Short problem
Transcribe the records that follow in their entirety, omitting any pictures.

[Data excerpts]
-.-.-
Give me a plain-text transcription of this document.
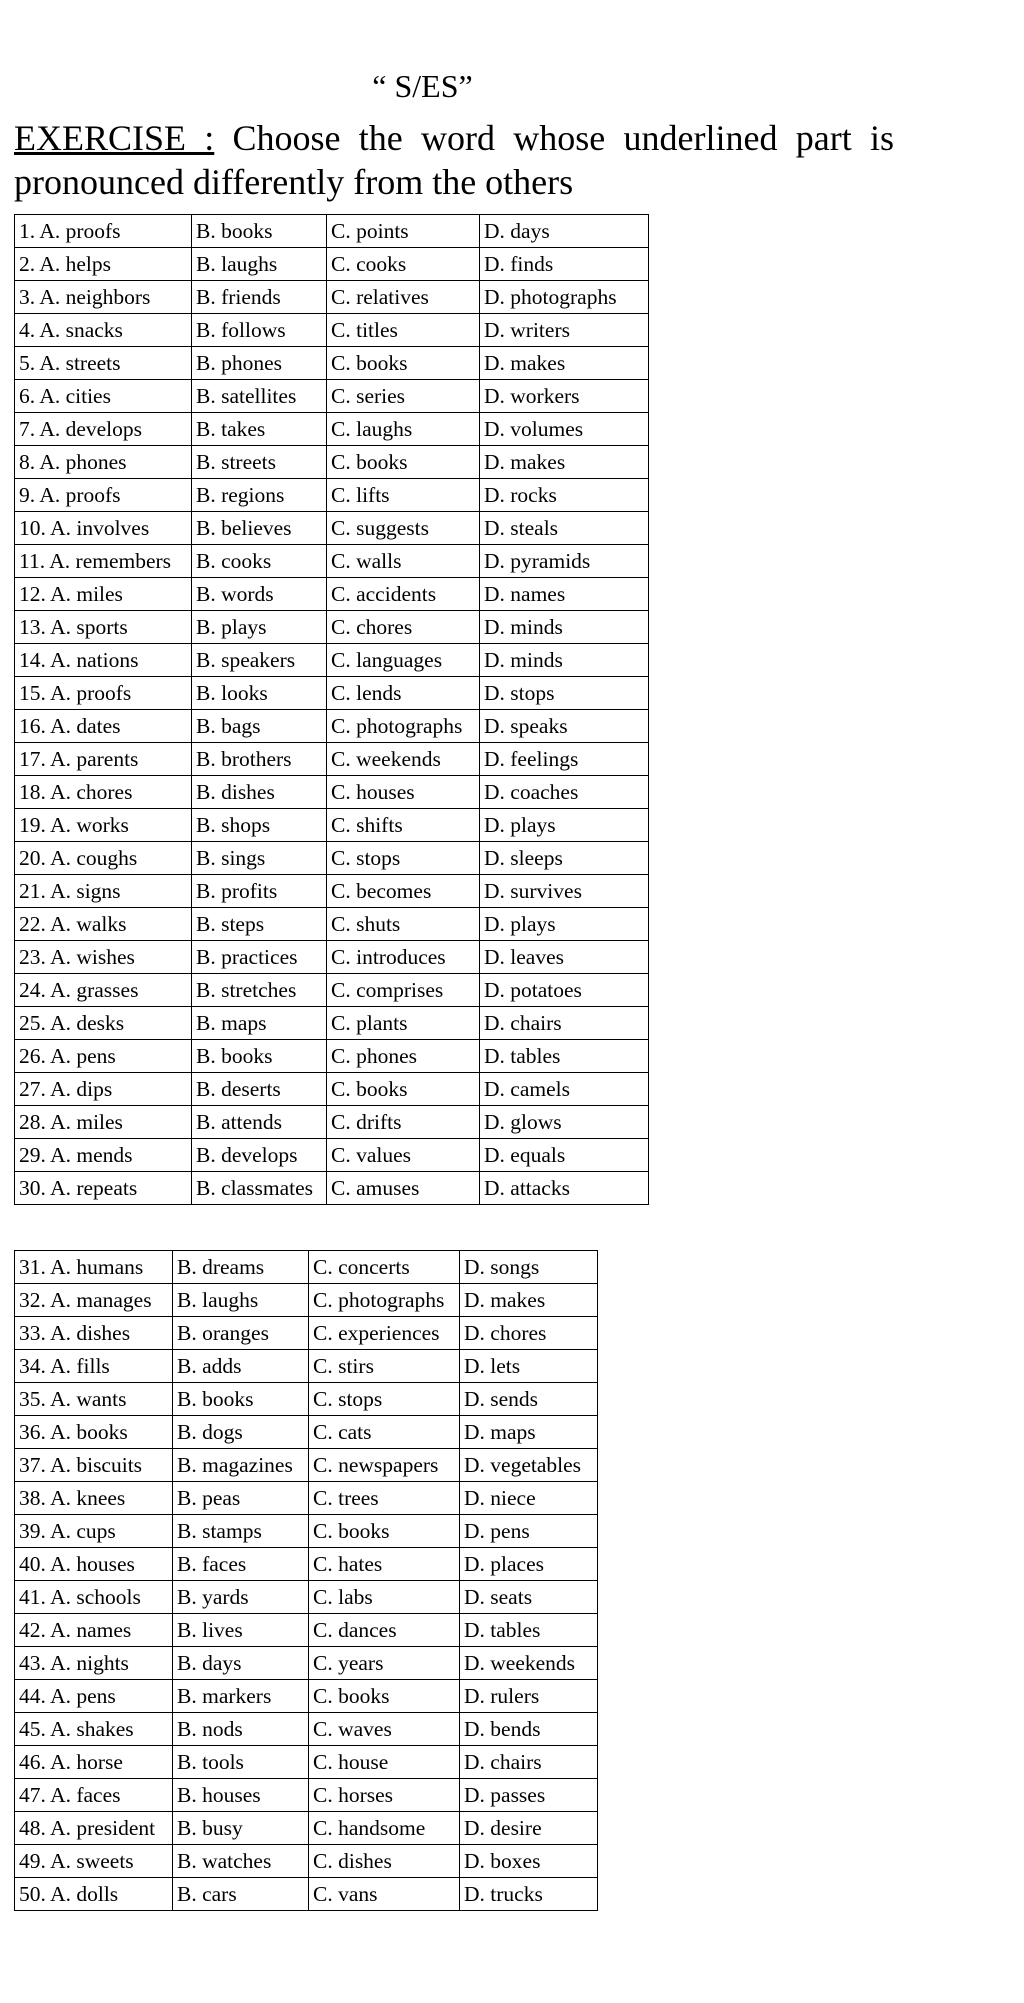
“ S/ES”
EXERCISE : Choose the word whose underlined part is pronounced differently from the others
1. A. proofs	B. books	C. points	D. days
2. A. helps	B. laughs	C. cooks	D. finds
3. A. neighbors	B. friends	C. relatives	D. photographs
4. A. snacks	B. follows	C. titles	D. writers
5. A. streets	B. phones	C. books	D. makes
6. A. cities	B. satellites	C. series	D. workers
7. A. develops	B. takes	C. laughs	D. volumes
8. A. phones	B. streets	C. books	D. makes
9. A. proofs	B. regions	C. lifts	D. rocks
10. A. involves	B. believes	C. suggests	D. steals
11. A. remembers	B. cooks	C. walls	D. pyramids
12. A. miles	B. words	C. accidents	D. names
13. A. sports	B. plays	C. chores	D. minds
14. A. nations	B. speakers	C. languages	D. minds
15. A. proofs	B. looks	C. lends	D. stops
16. A. dates	B. bags	C. photographs	D. speaks
17. A. parents	B. brothers	C. weekends	D. feelings
18. A. chores	B. dishes	C. houses	D. coaches
19. A. works	B. shops	C. shifts	D. plays
20. A. coughs	B. sings	C. stops	D. sleeps
21. A. signs	B. profits	C. becomes	D. survives
22. A. walks	B. steps	C. shuts	D. plays
23. A. wishes	B. practices	C. introduces	D. leaves
24. A. grasses	B. stretches	C. comprises	D. potatoes
25. A. desks	B. maps	C. plants	D. chairs
26. A. pens	B. books	C. phones	D. tables
27. A. dips	B. deserts	C. books	D. camels
28. A. miles	B. attends	C. drifts	D. glows
29. A. mends	B. develops	C. values	D. equals
30. A. repeats	B. classmates	C. amuses	D. attacks
31. A. humans	B. dreams	C. concerts	D. songs
32. A. manages	B. laughs	C. photographs	D. makes
33. A. dishes	B. oranges	C. experiences	D. chores
34. A. fills	B. adds	C. stirs	D. lets
35. A. wants	B. books	C. stops	D. sends
36. A. books	B. dogs	C. cats	D. maps
37. A. biscuits	B. magazines	C. newspapers	D. vegetables
38. A. knees	B. peas	C. trees	D. niece
39. A. cups	B. stamps	C. books	D. pens
40. A. houses	B. faces	C. hates	D. places
41. A. schools	B. yards	C. labs	D. seats
42. A. names	B. lives	C. dances	D. tables
43. A. nights	B. days	C. years	D. weekends
44. A. pens	B. markers	C. books	D. rulers
45. A. shakes	B. nods	C. waves	D. bends
46. A. horse	B. tools	C. house	D. chairs
47. A. faces	B. houses	C. horses	D. passes
48. A. president	B. busy	C. handsome	D. desire
49. A. sweets	B. watches	C. dishes	D. boxes
50. A. dolls	B. cars	C. vans	D. trucks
-.-.-
Output below
Give me a plain-text transcription of this document.
“ S/ES”
EXERCISE : Choose the word whose underlined part is pronounced differently from the others
1. A. proofs	B. books	C. points	D. days
2. A. helps	B. laughs	C. cooks	D. finds
3. A. neighbors	B. friends	C. relatives	D. photographs
4. A. snacks	B. follows	C. titles	D. writers
5. A. streets	B. phones	C. books	D. makes
6. A. cities	B. satellites	C. series	D. workers
7. A. develops	B. takes	C. laughs	D. volumes
8. A. phones	B. streets	C. books	D. makes
9. A. proofs	B. regions	C. lifts	D. rocks
10. A. involves	B. believes	C. suggests	D. steals
11. A. remembers	B. cooks	C. walls	D. pyramids
12. A. miles	B. words	C. accidents	D. names
13. A. sports	B. plays	C. chores	D. minds
14. A. nations	B. speakers	C. languages	D. minds
15. A. proofs	B. looks	C. lends	D. stops
16. A. dates	B. bags	C. photographs	D. speaks
17. A. parents	B. brothers	C. weekends	D. feelings
18. A. chores	B. dishes	C. houses	D. coaches
19. A. works	B. shops	C. shifts	D. plays
20. A. coughs	B. sings	C. stops	D. sleeps
21. A. signs	B. profits	C. becomes	D. survives
22. A. walks	B. steps	C. shuts	D. plays
23. A. wishes	B. practices	C. introduces	D. leaves
24. A. grasses	B. stretches	C. comprises	D. potatoes
25. A. desks	B. maps	C. plants	D. chairs
26. A. pens	B. books	C. phones	D. tables
27. A. dips	B. deserts	C. books	D. camels
28. A. miles	B. attends	C. drifts	D. glows
29. A. mends	B. develops	C. values	D. equals
30. A. repeats	B. classmates	C. amuses	D. attacks
31. A. humans	B. dreams	C. concerts	D. songs
32. A. manages	B. laughs	C. photographs	D. makes
33. A. dishes	B. oranges	C. experiences	D. chores
34. A. fills	B. adds	C. stirs	D. lets
35. A. wants	B. books	C. stops	D. sends
36. A. books	B. dogs	C. cats	D. maps
37. A. biscuits	B. magazines	C. newspapers	D. vegetables
38. A. knees	B. peas	C. trees	D. niece
39. A. cups	B. stamps	C. books	D. pens
40. A. houses	B. faces	C. hates	D. places
41. A. schools	B. yards	C. labs	D. seats
42. A. names	B. lives	C. dances	D. tables
43. A. nights	B. days	C. years	D. weekends
44. A. pens	B. markers	C. books	D. rulers
45. A. shakes	B. nods	C. waves	D. bends
46. A. horse	B. tools	C. house	D. chairs
47. A. faces	B. houses	C. horses	D. passes
48. A. president	B. busy	C. handsome	D. desire
49. A. sweets	B. watches	C. dishes	D. boxes
50. A. dolls	B. cars	C. vans	D. trucks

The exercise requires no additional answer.